Set problem: Reproduce the lines word for word, beginning with the first line below and stopping after the line that contains "For every button, label, input, icon, or". Omit the pictures from your answer.

____________

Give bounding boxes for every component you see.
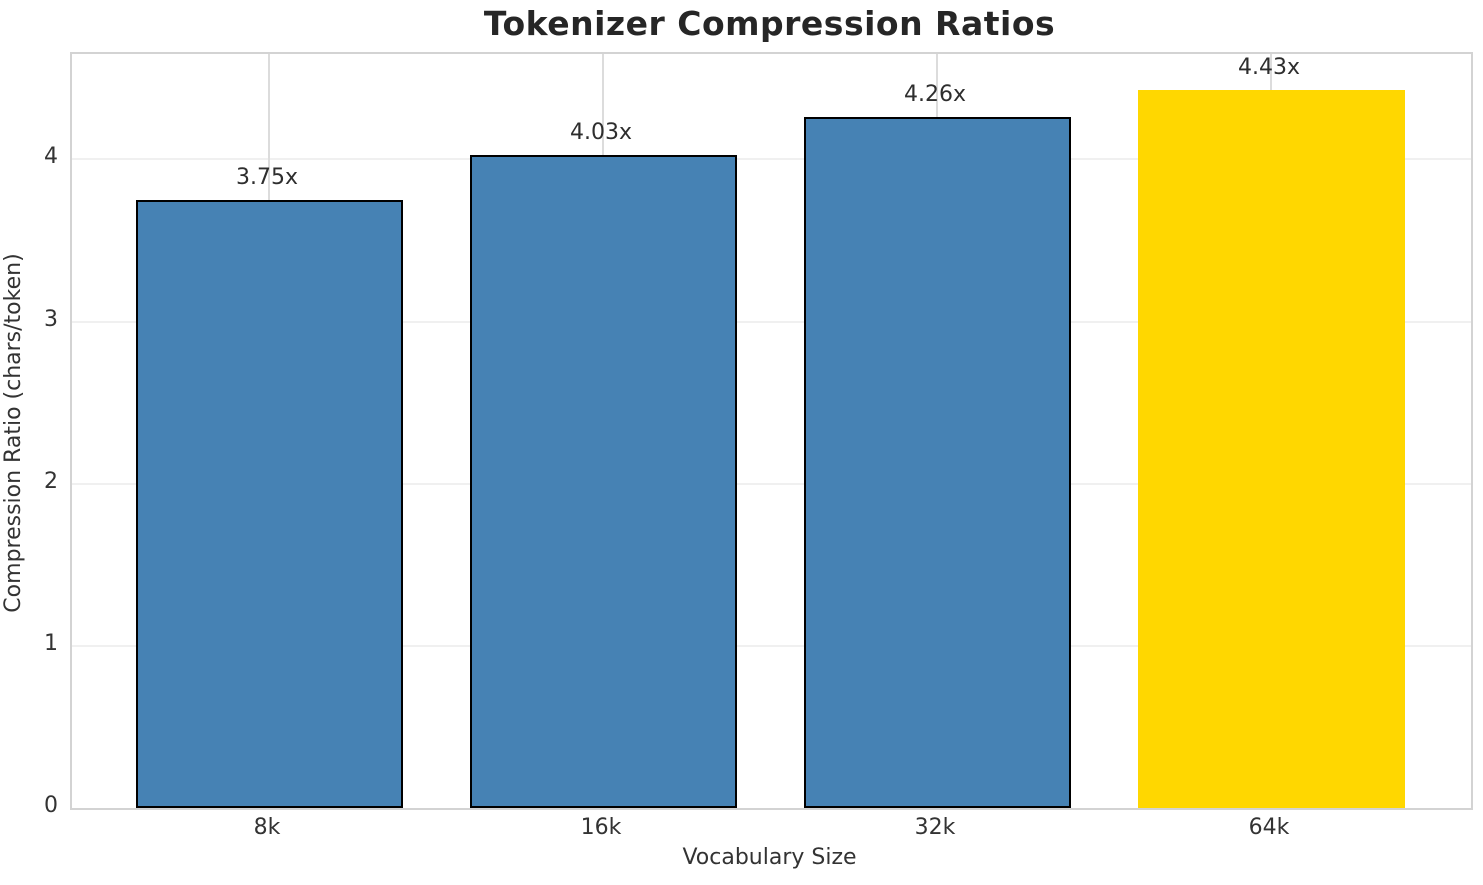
y-axis-label: Compression Ratio (chars/token) — [1, 253, 26, 613]
bar-value-label: 4.03x — [569, 119, 632, 145]
gridline-horizontal — [72, 644, 1471, 647]
y-tick-label: 0 — [44, 793, 58, 818]
bar — [469, 154, 737, 808]
chart-title: Tokenizer Compression Ratios — [483, 4, 1056, 43]
bar-value-label: 4.43x — [1237, 54, 1300, 80]
x-tick-label: 32k — [914, 815, 956, 840]
y-tick-label: 3 — [44, 306, 58, 332]
bar-value-label: 4.26x — [903, 82, 966, 108]
bar — [1137, 89, 1405, 808]
y-tick-label: 4 — [44, 144, 58, 170]
x-tick-label: 16k — [580, 815, 622, 840]
x-axis-label: Vocabulary Size — [682, 845, 857, 870]
gridline-horizontal — [72, 158, 1471, 161]
gridline-horizontal — [72, 320, 1471, 323]
bar — [803, 117, 1071, 808]
gridline-horizontal — [72, 482, 1471, 485]
x-tick-label: 64k — [1248, 815, 1290, 840]
plot-area — [70, 52, 1473, 810]
y-tick-label: 1 — [44, 630, 58, 656]
bar-value-label: 3.75x — [235, 164, 298, 190]
y-tick-label: 2 — [44, 468, 58, 494]
bar — [135, 199, 403, 808]
x-tick-label: 8k — [253, 815, 281, 840]
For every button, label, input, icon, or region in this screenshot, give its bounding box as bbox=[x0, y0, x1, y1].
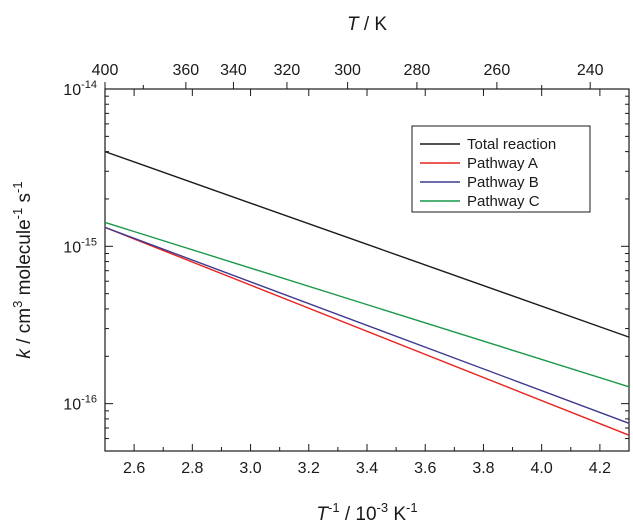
y-tick-label: 10-14 bbox=[63, 79, 97, 99]
x-tick-label: 3.2 bbox=[298, 460, 320, 477]
series-line-pathway-a bbox=[104, 226, 630, 436]
top-axis-title: T / K bbox=[347, 14, 387, 35]
top-tick-label: 360 bbox=[173, 62, 200, 79]
legend-label: Pathway B bbox=[467, 174, 539, 191]
legend-label: Total reaction bbox=[467, 136, 556, 153]
series-layer bbox=[104, 150, 630, 436]
legend: Total reaction Pathway A Pathway B Pathway … bbox=[411, 125, 591, 213]
x-tick-label: 3.6 bbox=[414, 460, 436, 477]
series-line-total-reaction bbox=[104, 150, 630, 338]
top-tick-label: 400 bbox=[92, 62, 119, 79]
legend-items: Total reaction Pathway A Pathway B Pathway … bbox=[420, 136, 556, 210]
x-tick-label: 2.8 bbox=[181, 460, 203, 477]
x-tick-label: 3.8 bbox=[472, 460, 494, 477]
x-tick-label: 4.0 bbox=[531, 460, 553, 477]
y-axis-title: k / cm3 molecule-1 s-1 bbox=[10, 181, 35, 358]
x-axis-title: T-1 / 10-3 K-1 bbox=[316, 500, 417, 525]
top-tick-label: 300 bbox=[334, 62, 361, 79]
top-tick-label: 320 bbox=[274, 62, 301, 79]
x-tick-label: 3.4 bbox=[356, 460, 378, 477]
legend-label: Pathway A bbox=[467, 155, 538, 172]
legend-box bbox=[411, 125, 591, 213]
y-tick-label: 10-16 bbox=[63, 394, 97, 414]
top-tick-label: 280 bbox=[404, 62, 431, 79]
x-tick-label: 4.2 bbox=[589, 460, 611, 477]
series-line-pathway-b bbox=[104, 226, 630, 424]
x-tick-label: 2.6 bbox=[123, 460, 145, 477]
top-tick-label: 240 bbox=[577, 62, 604, 79]
top-tick-label: 340 bbox=[220, 62, 247, 79]
y-tick-label: 10-15 bbox=[63, 236, 97, 256]
x-tick-label: 3.0 bbox=[239, 460, 261, 477]
ticks-layer: 2.6 2.8 3.0 3.2 3.4 3.6 3.8 4.0 4.2 400 360 340 320 3… bbox=[63, 62, 630, 477]
top-tick-label: 260 bbox=[484, 62, 511, 79]
legend-label: Pathway C bbox=[467, 193, 540, 210]
series-line-pathway-c bbox=[104, 221, 630, 388]
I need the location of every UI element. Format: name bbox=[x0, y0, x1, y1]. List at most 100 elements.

____________

Solution to the exercise:
Give bounding boxes for every component you see.
y-axis-label: Compression Ratio (chars/token) — [1, 253, 26, 613]
bar-value-label: 4.03x — [569, 119, 632, 145]
gridline-horizontal — [72, 644, 1471, 647]
y-tick-label: 0 — [44, 793, 58, 818]
bar — [469, 154, 737, 808]
chart-title: Tokenizer Compression Ratios — [483, 4, 1056, 43]
bar-value-label: 4.43x — [1237, 54, 1300, 80]
x-tick-label: 32k — [914, 815, 956, 840]
y-tick-label: 3 — [44, 306, 58, 332]
bar-value-label: 4.26x — [903, 82, 966, 108]
bar — [1137, 89, 1405, 808]
y-tick-label: 4 — [44, 144, 58, 170]
x-tick-label: 16k — [580, 815, 622, 840]
x-axis-label: Vocabulary Size — [682, 845, 857, 870]
gridline-horizontal — [72, 158, 1471, 161]
gridline-horizontal — [72, 320, 1471, 323]
bar — [803, 117, 1071, 808]
gridline-horizontal — [72, 482, 1471, 485]
x-tick-label: 64k — [1248, 815, 1290, 840]
plot-area — [70, 52, 1473, 810]
y-tick-label: 1 — [44, 630, 58, 656]
bar-value-label: 3.75x — [235, 164, 298, 190]
y-tick-label: 2 — [44, 468, 58, 494]
bar — [135, 199, 403, 808]
x-tick-label: 8k — [253, 815, 281, 840]
For every button, label, input, icon, or region in this screenshot, give its bounding box as bbox=[x0, y0, x1, y1].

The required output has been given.